Supplied information:
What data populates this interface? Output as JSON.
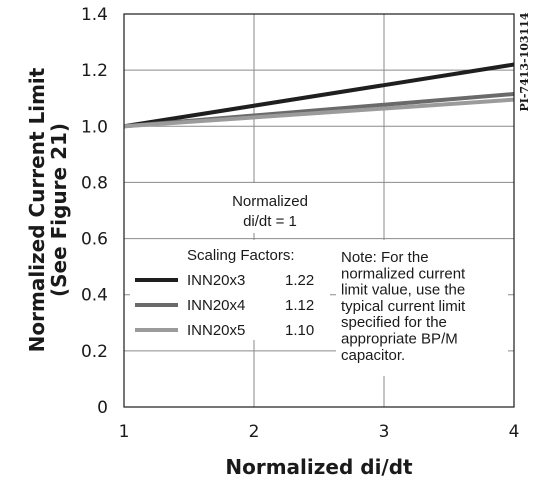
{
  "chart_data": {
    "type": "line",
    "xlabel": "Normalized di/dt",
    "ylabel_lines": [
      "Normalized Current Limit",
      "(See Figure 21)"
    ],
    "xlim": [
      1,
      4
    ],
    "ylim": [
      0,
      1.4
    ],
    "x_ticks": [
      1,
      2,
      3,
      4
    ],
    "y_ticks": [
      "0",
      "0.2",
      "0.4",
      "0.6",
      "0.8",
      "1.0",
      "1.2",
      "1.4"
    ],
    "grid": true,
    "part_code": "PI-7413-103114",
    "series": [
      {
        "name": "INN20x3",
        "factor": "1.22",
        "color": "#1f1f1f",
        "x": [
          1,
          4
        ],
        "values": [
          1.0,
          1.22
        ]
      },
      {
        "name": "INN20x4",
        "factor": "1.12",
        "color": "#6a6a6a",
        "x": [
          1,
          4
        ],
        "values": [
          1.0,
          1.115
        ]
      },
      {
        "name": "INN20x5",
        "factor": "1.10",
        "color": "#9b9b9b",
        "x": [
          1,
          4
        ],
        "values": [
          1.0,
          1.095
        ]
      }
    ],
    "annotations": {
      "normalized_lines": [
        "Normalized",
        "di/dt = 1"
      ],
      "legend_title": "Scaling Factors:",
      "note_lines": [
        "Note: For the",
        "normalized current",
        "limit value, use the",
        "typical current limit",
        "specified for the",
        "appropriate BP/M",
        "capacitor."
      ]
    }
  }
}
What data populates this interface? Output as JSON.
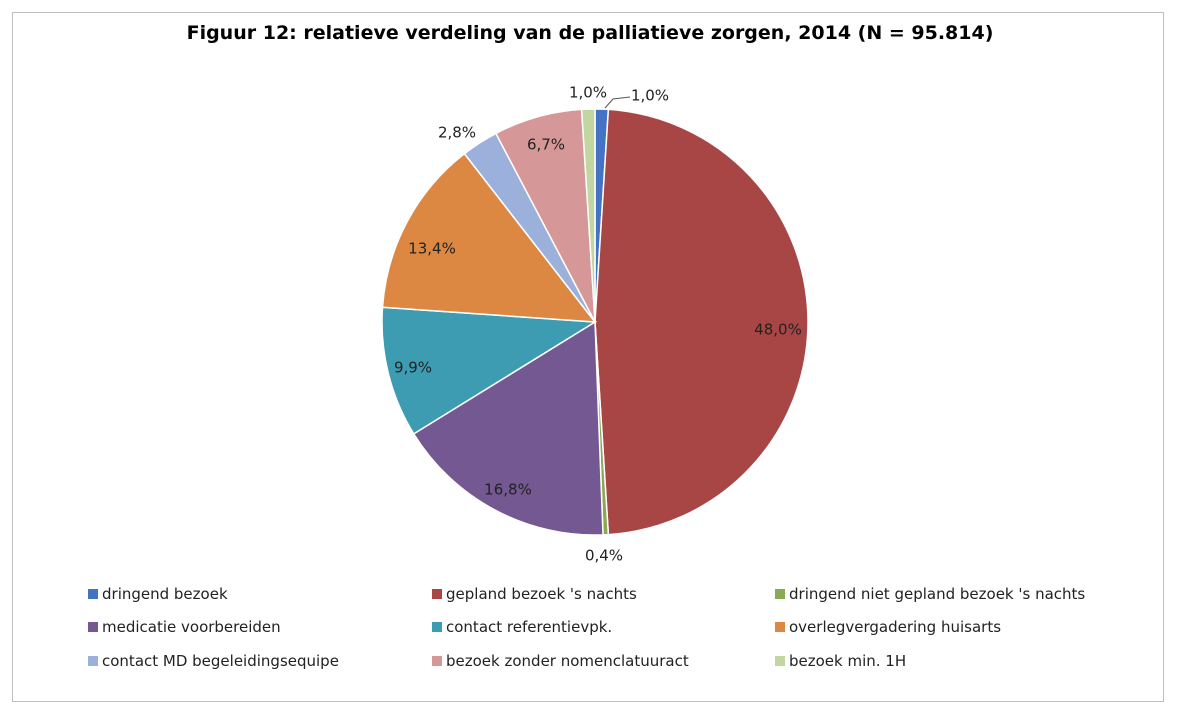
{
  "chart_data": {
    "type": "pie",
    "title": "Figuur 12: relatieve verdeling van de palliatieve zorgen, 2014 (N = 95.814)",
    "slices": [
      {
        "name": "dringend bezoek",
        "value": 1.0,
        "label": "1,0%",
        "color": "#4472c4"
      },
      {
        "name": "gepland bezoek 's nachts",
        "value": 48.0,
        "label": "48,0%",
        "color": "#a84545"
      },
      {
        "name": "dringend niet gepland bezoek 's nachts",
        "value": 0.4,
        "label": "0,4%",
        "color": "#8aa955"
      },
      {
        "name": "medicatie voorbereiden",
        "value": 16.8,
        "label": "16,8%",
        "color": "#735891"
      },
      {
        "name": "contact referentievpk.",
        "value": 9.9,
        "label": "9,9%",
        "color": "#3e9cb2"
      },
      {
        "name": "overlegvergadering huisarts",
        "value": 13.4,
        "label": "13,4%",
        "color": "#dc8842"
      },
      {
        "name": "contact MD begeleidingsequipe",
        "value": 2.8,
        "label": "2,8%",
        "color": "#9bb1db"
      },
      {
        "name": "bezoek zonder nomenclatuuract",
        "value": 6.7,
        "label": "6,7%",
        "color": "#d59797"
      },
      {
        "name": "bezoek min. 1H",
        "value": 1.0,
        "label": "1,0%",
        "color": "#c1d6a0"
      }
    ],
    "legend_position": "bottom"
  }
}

Task directions:
Print out the lines exactly, skipping any picture.

Solution to this problem:
What data populates this interface? Output as JSON.
{
  "chart_data": {
    "type": "line",
    "xlabel": "Normalized di/dt",
    "ylabel_lines": [
      "Normalized Current Limit",
      "(See Figure 21)"
    ],
    "xlim": [
      1,
      4
    ],
    "ylim": [
      0,
      1.4
    ],
    "x_ticks": [
      1,
      2,
      3,
      4
    ],
    "y_ticks": [
      "0",
      "0.2",
      "0.4",
      "0.6",
      "0.8",
      "1.0",
      "1.2",
      "1.4"
    ],
    "grid": true,
    "part_code": "PI-7413-103114",
    "series": [
      {
        "name": "INN20x3",
        "factor": "1.22",
        "color": "#1f1f1f",
        "x": [
          1,
          4
        ],
        "values": [
          1.0,
          1.22
        ]
      },
      {
        "name": "INN20x4",
        "factor": "1.12",
        "color": "#6a6a6a",
        "x": [
          1,
          4
        ],
        "values": [
          1.0,
          1.115
        ]
      },
      {
        "name": "INN20x5",
        "factor": "1.10",
        "color": "#9b9b9b",
        "x": [
          1,
          4
        ],
        "values": [
          1.0,
          1.095
        ]
      }
    ],
    "annotations": {
      "normalized_lines": [
        "Normalized",
        "di/dt = 1"
      ],
      "legend_title": "Scaling Factors:",
      "note_lines": [
        "Note: For the",
        "normalized current",
        "limit value, use the",
        "typical current limit",
        "specified for the",
        "appropriate BP/M",
        "capacitor."
      ]
    }
  }
}
What data populates this interface? Output as JSON.
{
  "chart_data": {
    "type": "pie",
    "title": "Figuur 12: relatieve verdeling van de palliatieve zorgen, 2014 (N = 95.814)",
    "slices": [
      {
        "name": "dringend bezoek",
        "value": 1.0,
        "label": "1,0%",
        "color": "#4472c4"
      },
      {
        "name": "gepland bezoek 's nachts",
        "value": 48.0,
        "label": "48,0%",
        "color": "#a84545"
      },
      {
        "name": "dringend niet gepland bezoek 's nachts",
        "value": 0.4,
        "label": "0,4%",
        "color": "#8aa955"
      },
      {
        "name": "medicatie voorbereiden",
        "value": 16.8,
        "label": "16,8%",
        "color": "#735891"
      },
      {
        "name": "contact referentievpk.",
        "value": 9.9,
        "label": "9,9%",
        "color": "#3e9cb2"
      },
      {
        "name": "overlegvergadering huisarts",
        "value": 13.4,
        "label": "13,4%",
        "color": "#dc8842"
      },
      {
        "name": "contact MD begeleidingsequipe",
        "value": 2.8,
        "label": "2,8%",
        "color": "#9bb1db"
      },
      {
        "name": "bezoek zonder nomenclatuuract",
        "value": 6.7,
        "label": "6,7%",
        "color": "#d59797"
      },
      {
        "name": "bezoek min. 1H",
        "value": 1.0,
        "label": "1,0%",
        "color": "#c1d6a0"
      }
    ],
    "legend_position": "bottom"
  }
}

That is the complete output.